_TO BE DONE:_ Scan the lines below for the string "content" and report how many lines contain it, giving only the number.

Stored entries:

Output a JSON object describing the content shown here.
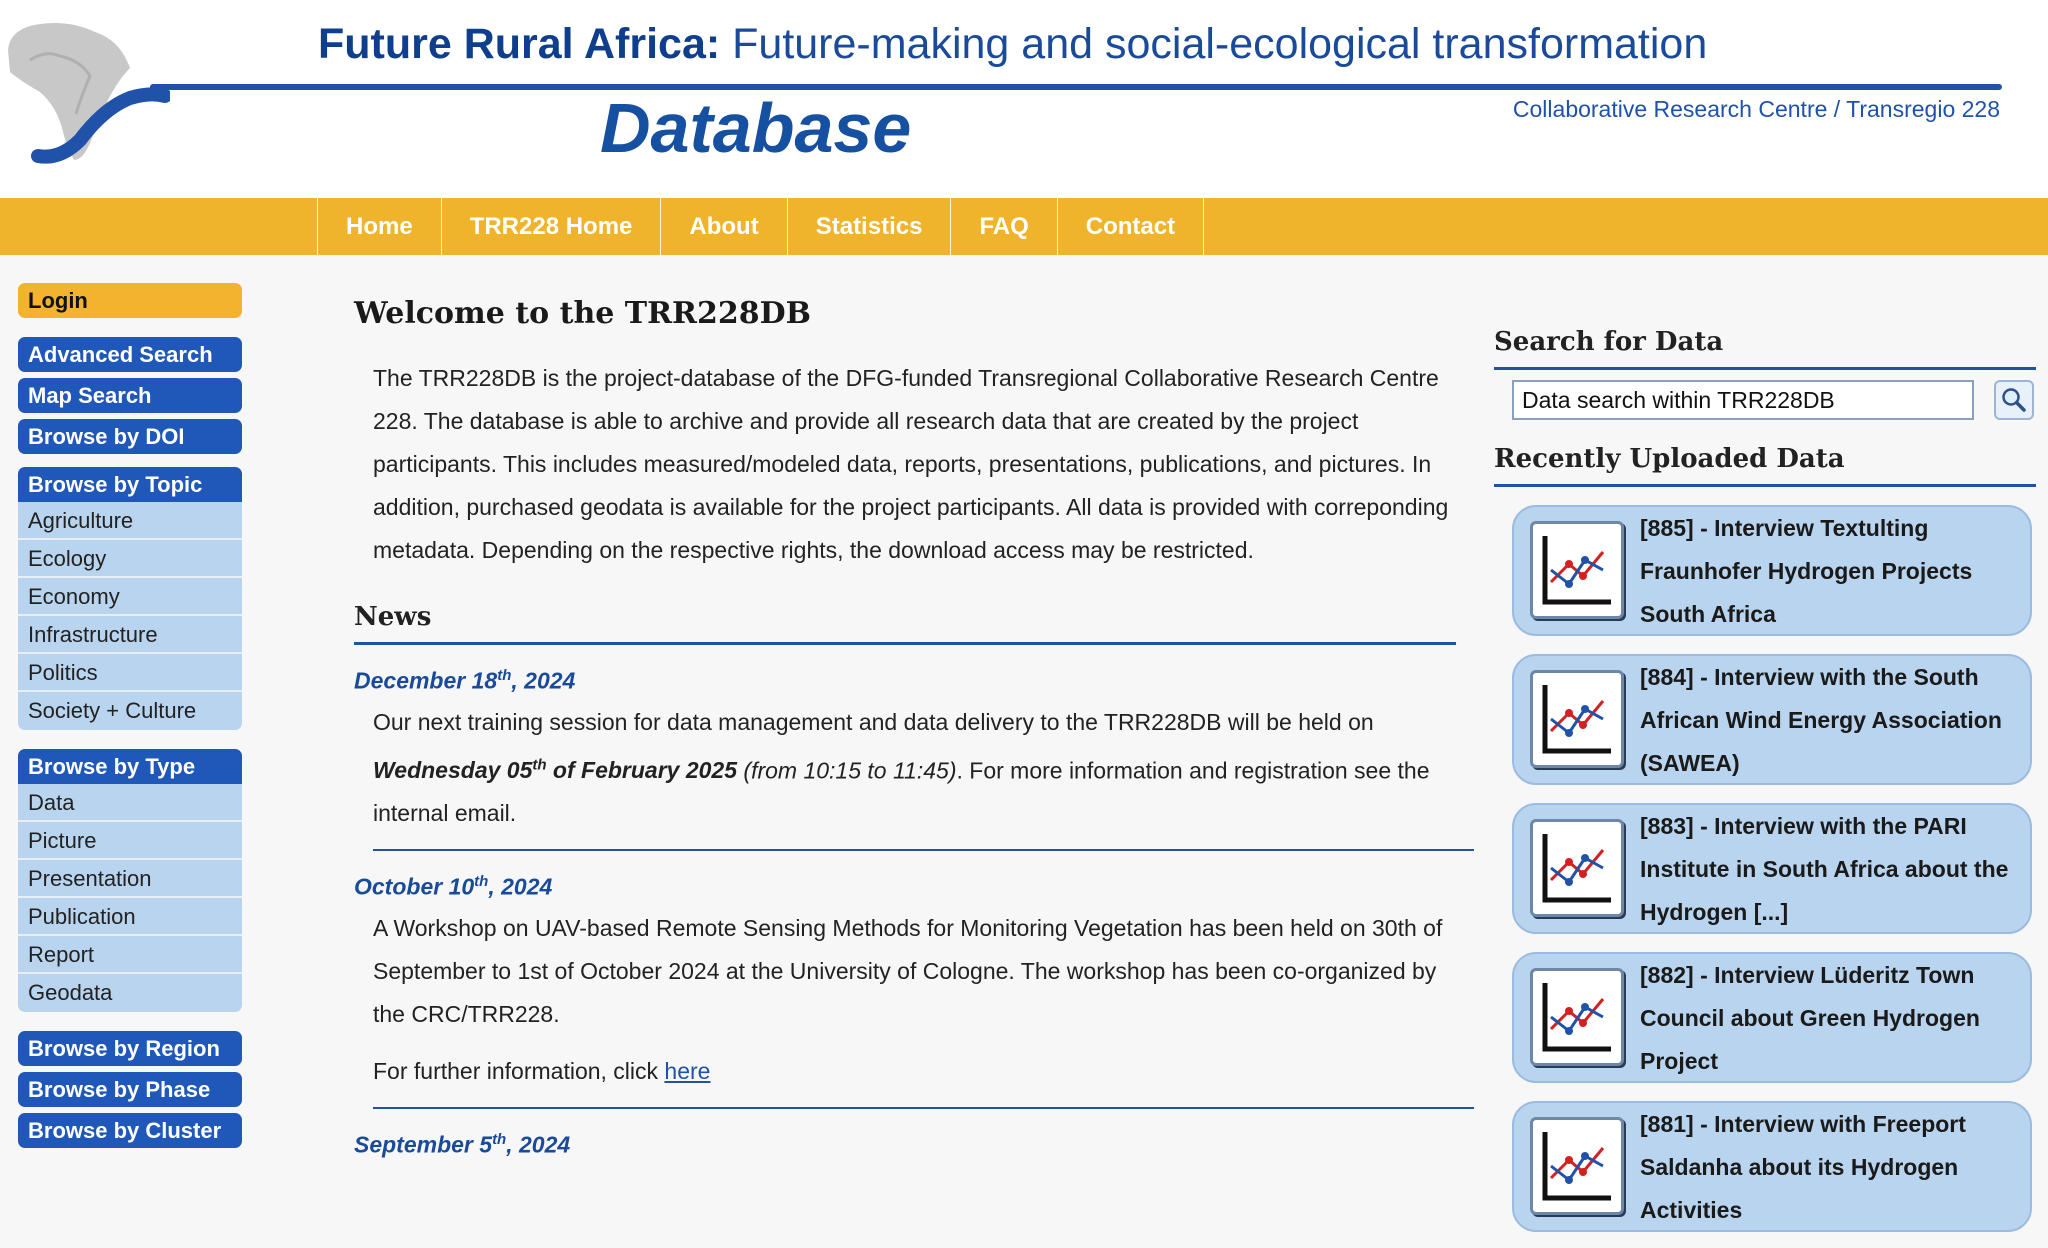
{
  "header": {
    "title_bold": "Future Rural Africa:",
    "title_rest": " Future-making and social-ecological transformation",
    "subtitle": "Database",
    "crc": "Collaborative Research Centre / Transregio 228"
  },
  "nav": [
    "Home",
    "TRR228 Home",
    "About",
    "Statistics",
    "FAQ",
    "Contact"
  ],
  "sidebar": {
    "login": "Login",
    "top_buttons": [
      "Advanced Search",
      "Map Search",
      "Browse by DOI"
    ],
    "topic": {
      "label": "Browse by Topic",
      "items": [
        "Agriculture",
        "Ecology",
        "Economy",
        "Infrastructure",
        "Politics",
        "Society + Culture"
      ]
    },
    "type": {
      "label": "Browse by Type",
      "items": [
        "Data",
        "Picture",
        "Presentation",
        "Publication",
        "Report",
        "Geodata"
      ]
    },
    "bottom_buttons": [
      "Browse by Region",
      "Browse by Phase",
      "Browse by Cluster"
    ]
  },
  "main": {
    "title": "Welcome to the TRR228DB",
    "intro": "The TRR228DB is the project-database of the DFG-funded Transregional Collaborative Research Centre 228. The database is able to archive and provide all research data that are created by the project participants. This includes measured/modeled data, reports, presentations, publications, and pictures. In addition, purchased geodata is available for the project participants. All data is provided with correponding metadata. Depending on the respective rights, the download access may be restricted.",
    "news_heading": "News",
    "news": [
      {
        "date_pre": "December 18",
        "date_sup": "th",
        "date_post": ", 2024",
        "text1": "Our next training session for data management and data delivery to the TRR228DB will be held on ",
        "bold_pre": "Wednesday 05",
        "bold_sup": "th",
        "bold_post": " of February 2025",
        "italic": " (from 10:15 to 11:45)",
        "text2": ". For more information and registration see the internal email."
      },
      {
        "date_pre": "October 10",
        "date_sup": "th",
        "date_post": ", 2024",
        "text": "A Workshop on UAV-based Remote Sensing Methods for Monitoring Vegetation has been held on 30th of September to 1st of October 2024 at the University of Cologne. The workshop has been co-organized by the CRC/TRR228.",
        "further": "For further information, click ",
        "link": "here"
      },
      {
        "date_pre": "September 5",
        "date_sup": "th",
        "date_post": ", 2024"
      }
    ]
  },
  "right": {
    "search_heading": "Search for Data",
    "search_value": "Data search within TRR228DB",
    "recent_heading": "Recently Uploaded Data",
    "recent": [
      "[885] - Interview Textulting Fraunhofer Hydrogen Projects South Africa",
      "[884] - Interview with the South African Wind Energy Association (SAWEA)",
      "[883] - Interview with the PARI Institute in South Africa about the Hydrogen [...]",
      "[882] - Interview Lüderitz Town Council about Green Hydrogen Project",
      "[881] - Interview with Freeport Saldanha about its Hydrogen Activities"
    ]
  },
  "colors": {
    "nav_bg": "#efb32c",
    "brand_blue": "#1f52a8",
    "sub_item_bg": "#b9d4ee"
  }
}
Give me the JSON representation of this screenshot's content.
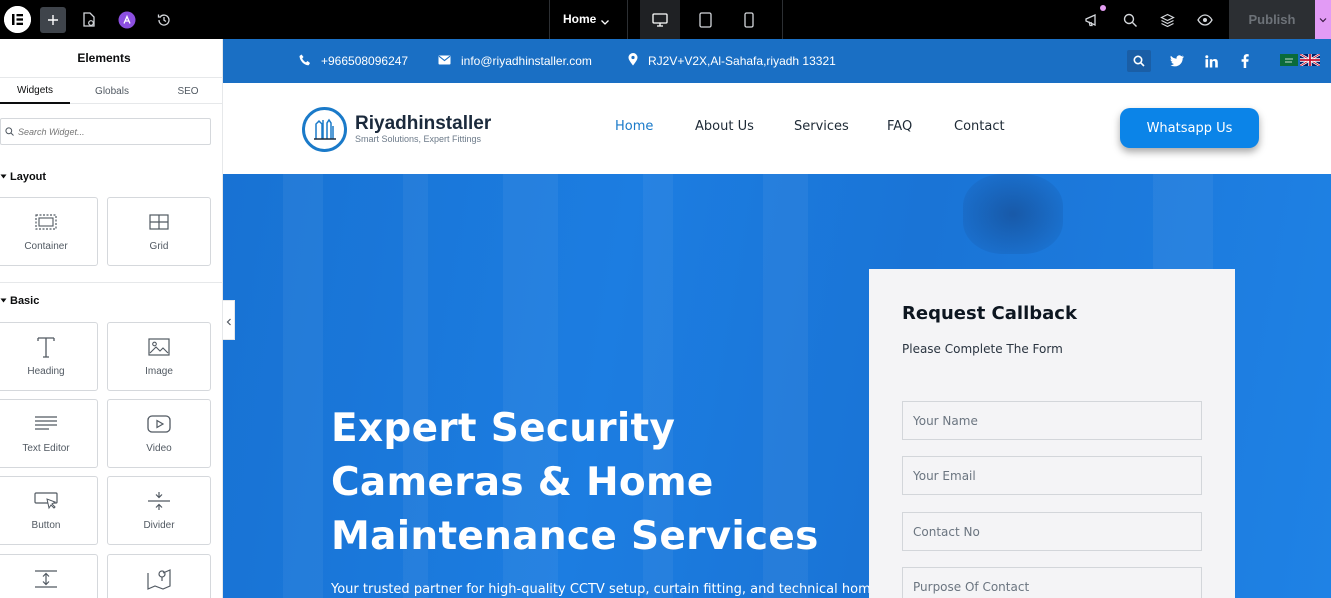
{
  "editor": {
    "page_selector": "Home",
    "publish_label": "Publish",
    "icons": {
      "logo": "elementor-logo-icon",
      "add": "plus-icon",
      "page_settings": "page-settings-icon",
      "ai": "ai-icon",
      "history": "history-icon",
      "desktop": "desktop-icon",
      "tablet": "tablet-icon",
      "mobile": "mobile-icon",
      "notifications": "megaphone-icon",
      "search": "search-icon",
      "structure": "layers-icon",
      "preview": "eye-icon"
    }
  },
  "panel": {
    "title": "Elements",
    "tabs": [
      "Widgets",
      "Globals",
      "SEO"
    ],
    "search_placeholder": "Search Widget...",
    "categories": {
      "layout": {
        "title": "Layout",
        "widgets": [
          {
            "label": "Container",
            "icon": "container-icon"
          },
          {
            "label": "Grid",
            "icon": "grid-icon"
          }
        ]
      },
      "basic": {
        "title": "Basic",
        "widgets": [
          {
            "label": "Heading",
            "icon": "heading-icon"
          },
          {
            "label": "Image",
            "icon": "image-icon"
          },
          {
            "label": "Text Editor",
            "icon": "text-editor-icon"
          },
          {
            "label": "Video",
            "icon": "video-icon"
          },
          {
            "label": "Button",
            "icon": "button-icon"
          },
          {
            "label": "Divider",
            "icon": "divider-icon"
          }
        ]
      }
    }
  },
  "site": {
    "colors": {
      "primary": "#1a6fc4",
      "accent": "#0b84e8",
      "nav_active": "#1a7ac9"
    },
    "topbar": {
      "phone": "+966508096247",
      "email": "info@riyadhinstaller.com",
      "address": "RJ2V+V2X,Al-Sahafa,riyadh 13321"
    },
    "logo": {
      "name": "Riyadhinstaller",
      "tagline": "Smart Solutions, Expert Fittings"
    },
    "nav": [
      "Home",
      "About Us",
      "Services",
      "FAQ",
      "Contact"
    ],
    "cta": "Whatsapp Us",
    "hero": {
      "title": "Expert Security Cameras & Home Maintenance Services",
      "subtitle": "Your trusted partner for high-quality CCTV setup, curtain fitting, and technical home"
    },
    "form": {
      "title": "Request Callback",
      "description": "Please Complete The Form",
      "fields": [
        "Your Name",
        "Your Email",
        "Contact No",
        "Purpose Of Contact"
      ]
    }
  }
}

_THE SOLUTION:_ 2